- [WHAT TO DO]:
Repeat every record below exactly, but leave out any pictures.

- [GIVEN DATA]:
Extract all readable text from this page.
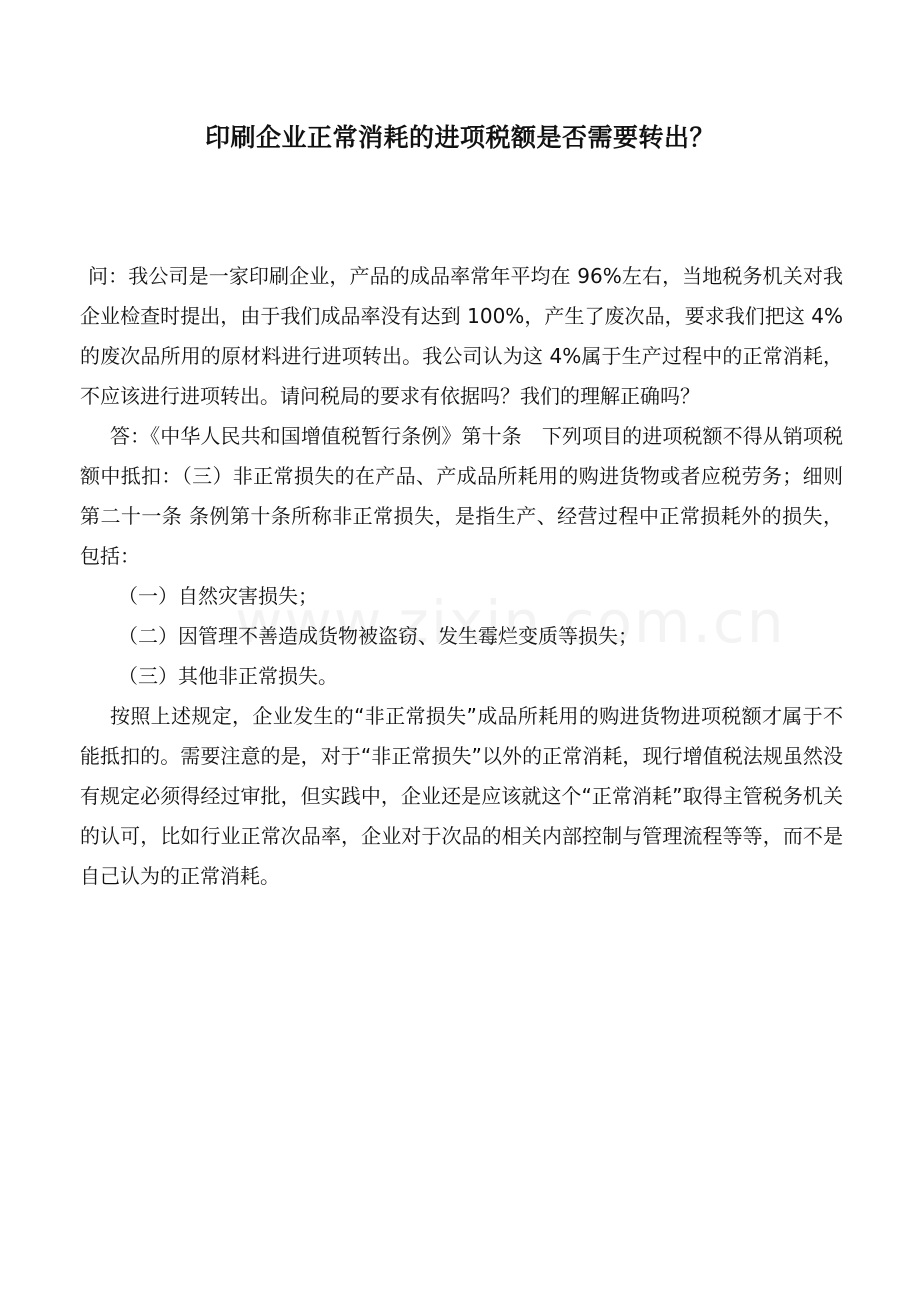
印刷企业正常消耗的进项税额是否需要转出？

问：我公司是一家印刷企业，产品的成品率常年平均在 96%左右，当地税务机关对我企业检查时提出，由于我们成品率没有达到 100%，产生了废次品，要求我们把这 4%的废次品所用的原材料进行进项转出。我公司认为这 4%属于生产过程中的正常消耗，不应该进行进项转出。请问税局的要求有依据吗？我们的理解正确吗？

答：《中华人民共和国增值税暂行条例》第十条　下列项目的进项税额不得从销项税额中抵扣：（三）非正常损失的在产品、产成品所耗用的购进货物或者应税劳务；细则第二十一条 条例第十条所称非正常损失，是指生产、经营过程中正常损耗外的损失，包括：

（一）自然灾害损失；

（二）因管理不善造成货物被盗窃、发生霉烂变质等损失；

（三）其他非正常损失。

按照上述规定，企业发生的“非正常损失”成品所耗用的购进货物进项税额才属于不能抵扣的。需要注意的是，对于“非正常损失”以外的正常消耗，现行增值税法规虽然没有规定必须得经过审批，但实践中，企业还是应该就这个“正常消耗”取得主管税务机关的认可，比如行业正常次品率，企业对于次品的相关内部控制与管理流程等等，而不是自己认为的正常消耗。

- [OUTPUT FOR THIS EXERCISE]:
Extract all readable text from this page.
印刷企业正常消耗的进项税额是否需要转出？

问：我公司是一家印刷企业，产品的成品率常年平均在 96%左右，当地税务机关对我企业检查时提出，由于我们成品率没有达到 100%，产生了废次品，要求我们把这 4%的废次品所用的原材料进行进项转出。我公司认为这 4%属于生产过程中的正常消耗，不应该进行进项转出。请问税局的要求有依据吗？我们的理解正确吗？

答：《中华人民共和国增值税暂行条例》第十条　下列项目的进项税额不得从销项税额中抵扣：（三）非正常损失的在产品、产成品所耗用的购进货物或者应税劳务；细则第二十一条 条例第十条所称非正常损失，是指生产、经营过程中正常损耗外的损失，包括：

（一）自然灾害损失；

（二）因管理不善造成货物被盗窃、发生霉烂变质等损失；

（三）其他非正常损失。

按照上述规定，企业发生的“非正常损失”成品所耗用的购进货物进项税额才属于不能抵扣的。需要注意的是，对于“非正常损失”以外的正常消耗，现行增值税法规虽然没有规定必须得经过审批，但实践中，企业还是应该就这个“正常消耗”取得主管税务机关的认可，比如行业正常次品率，企业对于次品的相关内部控制与管理流程等等，而不是自己认为的正常消耗。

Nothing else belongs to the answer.